**Data in this exercise**
==============================
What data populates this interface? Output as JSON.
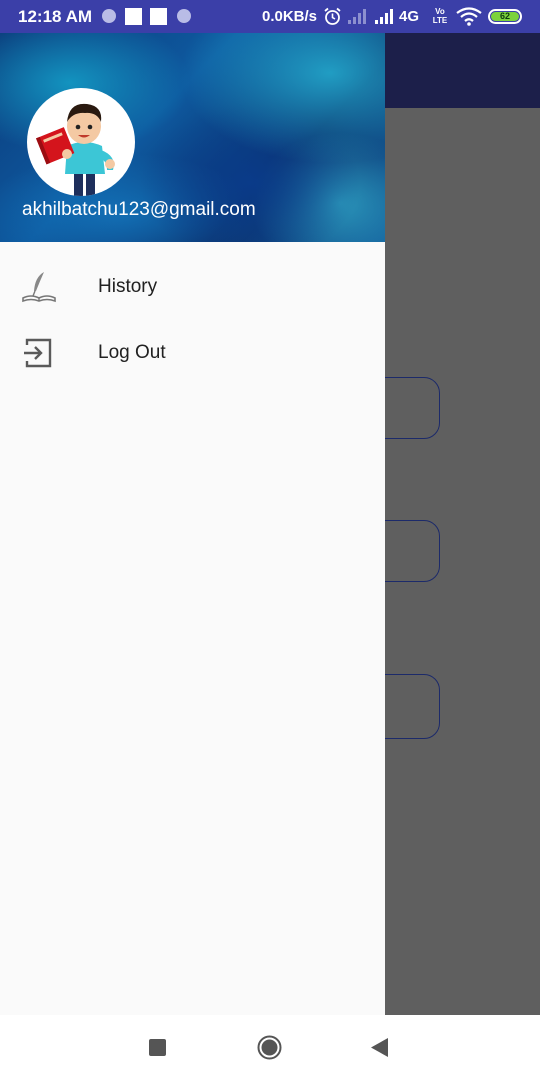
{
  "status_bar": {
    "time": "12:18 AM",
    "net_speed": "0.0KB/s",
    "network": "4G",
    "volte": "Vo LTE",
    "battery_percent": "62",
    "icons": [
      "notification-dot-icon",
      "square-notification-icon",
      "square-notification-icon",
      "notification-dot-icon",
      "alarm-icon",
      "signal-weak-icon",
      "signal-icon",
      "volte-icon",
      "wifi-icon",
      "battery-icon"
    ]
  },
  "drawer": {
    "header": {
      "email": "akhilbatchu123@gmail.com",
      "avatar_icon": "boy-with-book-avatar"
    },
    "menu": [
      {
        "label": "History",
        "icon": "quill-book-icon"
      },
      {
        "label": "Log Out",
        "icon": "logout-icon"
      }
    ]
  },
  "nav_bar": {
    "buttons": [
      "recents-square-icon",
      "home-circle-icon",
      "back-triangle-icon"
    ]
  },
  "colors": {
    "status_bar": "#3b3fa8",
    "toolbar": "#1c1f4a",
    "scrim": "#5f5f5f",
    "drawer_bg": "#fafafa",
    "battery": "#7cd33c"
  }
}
==============================
**Work required**
Omit all pictures while transcribing the entries verbatim.

**Written solution**
What data populates this interface? Output as JSON.
{
  "status_bar": {
    "time": "12:18 AM",
    "net_speed": "0.0KB/s",
    "network": "4G",
    "volte": "Vo LTE",
    "battery_percent": "62",
    "icons": [
      "notification-dot-icon",
      "square-notification-icon",
      "square-notification-icon",
      "notification-dot-icon",
      "alarm-icon",
      "signal-weak-icon",
      "signal-icon",
      "volte-icon",
      "wifi-icon",
      "battery-icon"
    ]
  },
  "drawer": {
    "header": {
      "email": "akhilbatchu123@gmail.com",
      "avatar_icon": "boy-with-book-avatar"
    },
    "menu": [
      {
        "label": "History",
        "icon": "quill-book-icon"
      },
      {
        "label": "Log Out",
        "icon": "logout-icon"
      }
    ]
  },
  "nav_bar": {
    "buttons": [
      "recents-square-icon",
      "home-circle-icon",
      "back-triangle-icon"
    ]
  },
  "colors": {
    "status_bar": "#3b3fa8",
    "toolbar": "#1c1f4a",
    "scrim": "#5f5f5f",
    "drawer_bg": "#fafafa",
    "battery": "#7cd33c"
  }
}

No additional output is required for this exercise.